What to work on: Lines containing the word "shirt" should be extracted in full.

[Items from a data source]
(begin)

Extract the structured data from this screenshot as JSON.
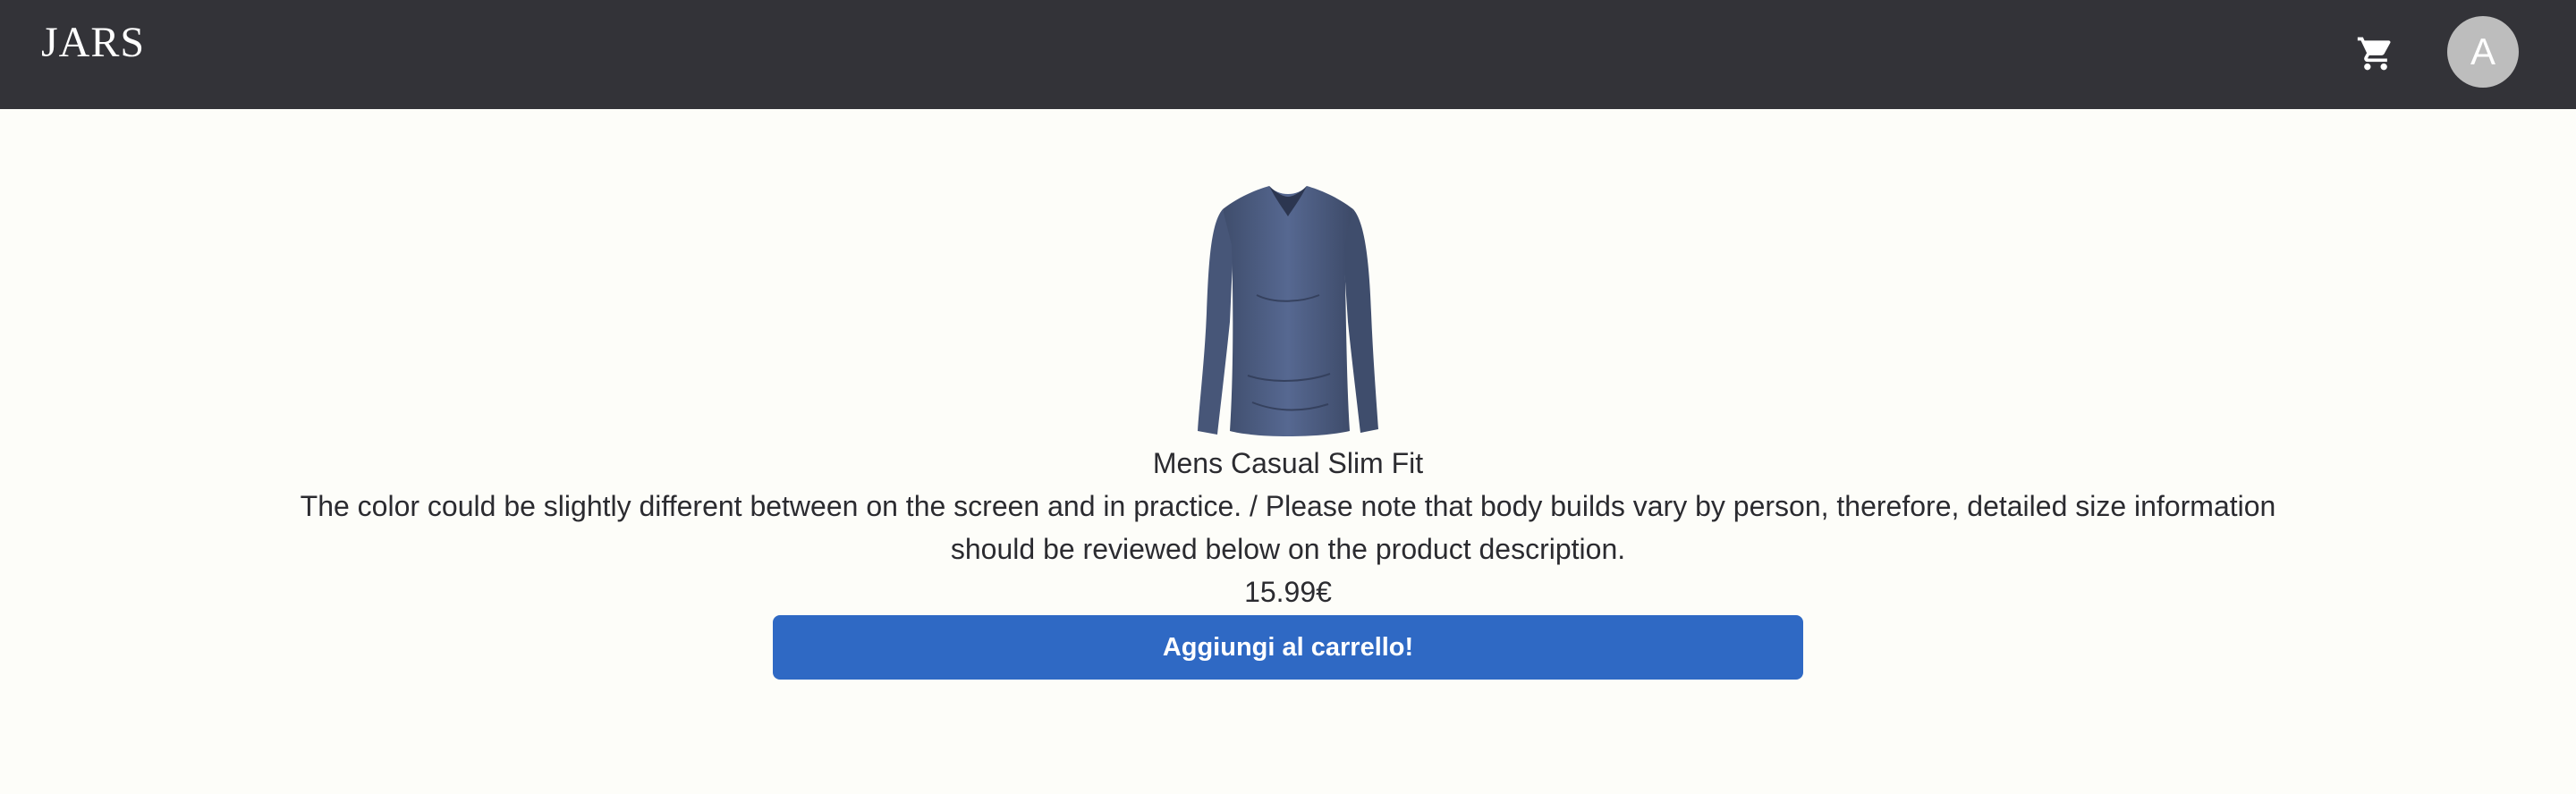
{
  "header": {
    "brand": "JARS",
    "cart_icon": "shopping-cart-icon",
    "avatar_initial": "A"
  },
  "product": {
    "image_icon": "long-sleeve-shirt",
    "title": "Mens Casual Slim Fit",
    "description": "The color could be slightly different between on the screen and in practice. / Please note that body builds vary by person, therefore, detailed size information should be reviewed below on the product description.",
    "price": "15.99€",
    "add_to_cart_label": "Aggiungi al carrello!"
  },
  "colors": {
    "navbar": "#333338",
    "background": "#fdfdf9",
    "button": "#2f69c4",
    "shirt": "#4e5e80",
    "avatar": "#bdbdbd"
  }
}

(end)

Task answer:
    "image_icon": "long-sleeve-shirt",
    "shirt": "#4e5e80",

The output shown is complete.